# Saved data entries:
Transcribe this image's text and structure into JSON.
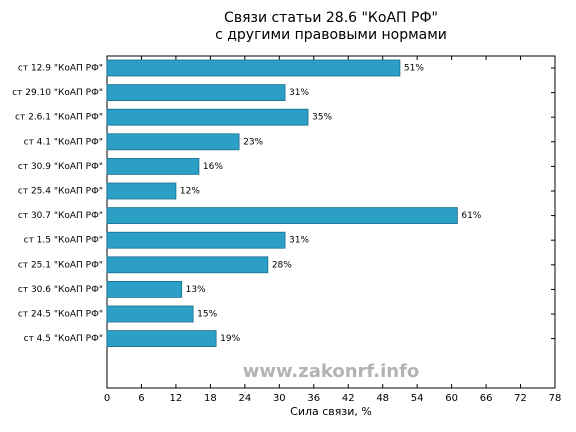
{
  "chart_data": {
    "type": "barh",
    "title": "Связи статьи 28.6 \"КоАП РФ\"",
    "subtitle": "с другими правовыми нормами",
    "xlabel": "Сила связи, %",
    "watermark": "www.zakonrf.info",
    "categories": [
      "ст 12.9 \"КоАП РФ\"",
      "ст 29.10 \"КоАП РФ\"",
      "ст 2.6.1 \"КоАП РФ\"",
      "ст 4.1 \"КоАП РФ\"",
      "ст 30.9 \"КоАП РФ\"",
      "ст 25.4 \"КоАП РФ\"",
      "ст 30.7 \"КоАП РФ\"",
      "ст 1.5 \"КоАП РФ\"",
      "ст 25.1 \"КоАП РФ\"",
      "ст 30.6 \"КоАП РФ\"",
      "ст 24.5 \"КоАП РФ\"",
      "ст 4.5 \"КоАП РФ\""
    ],
    "values": [
      51,
      31,
      35,
      23,
      16,
      12,
      61,
      31,
      28,
      13,
      15,
      19
    ],
    "value_labels": [
      "51%",
      "31%",
      "35%",
      "23%",
      "16%",
      "12%",
      "61%",
      "31%",
      "28%",
      "13%",
      "15%",
      "19%"
    ],
    "color": "#2b9fc6",
    "xlim": [
      0,
      78
    ],
    "xticks": [
      0,
      6,
      12,
      18,
      24,
      30,
      36,
      42,
      48,
      54,
      60,
      66,
      72,
      78
    ]
  }
}
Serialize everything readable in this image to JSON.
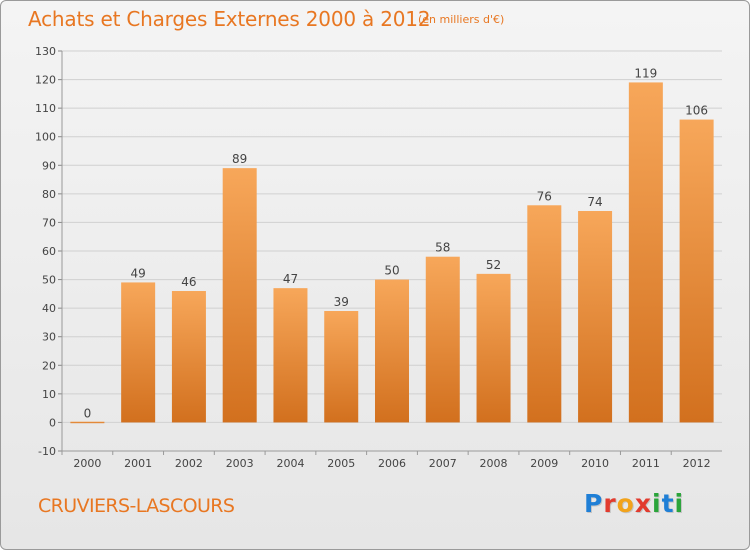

# WHAT THE EXERCISE ASKS:
Set down the complete material exactly, but do not include the images.

# EXERCISE OUTPUT:
Transcribe this image's text and structure into JSON.
{
  "chart_data": {
    "type": "barh",
    "title": "Связи статьи 28.6 \"КоАП РФ\"",
    "subtitle": "с другими правовыми нормами",
    "xlabel": "Сила связи, %",
    "watermark": "www.zakonrf.info",
    "categories": [
      "ст 12.9 \"КоАП РФ\"",
      "ст 29.10 \"КоАП РФ\"",
      "ст 2.6.1 \"КоАП РФ\"",
      "ст 4.1 \"КоАП РФ\"",
      "ст 30.9 \"КоАП РФ\"",
      "ст 25.4 \"КоАП РФ\"",
      "ст 30.7 \"КоАП РФ\"",
      "ст 1.5 \"КоАП РФ\"",
      "ст 25.1 \"КоАП РФ\"",
      "ст 30.6 \"КоАП РФ\"",
      "ст 24.5 \"КоАП РФ\"",
      "ст 4.5 \"КоАП РФ\""
    ],
    "values": [
      51,
      31,
      35,
      23,
      16,
      12,
      61,
      31,
      28,
      13,
      15,
      19
    ],
    "value_labels": [
      "51%",
      "31%",
      "35%",
      "23%",
      "16%",
      "12%",
      "61%",
      "31%",
      "28%",
      "13%",
      "15%",
      "19%"
    ],
    "color": "#2b9fc6",
    "xlim": [
      0,
      78
    ],
    "xticks": [
      0,
      6,
      12,
      18,
      24,
      30,
      36,
      42,
      48,
      54,
      60,
      66,
      72,
      78
    ]
  }
}
Serialize everything readable in this image to JSON.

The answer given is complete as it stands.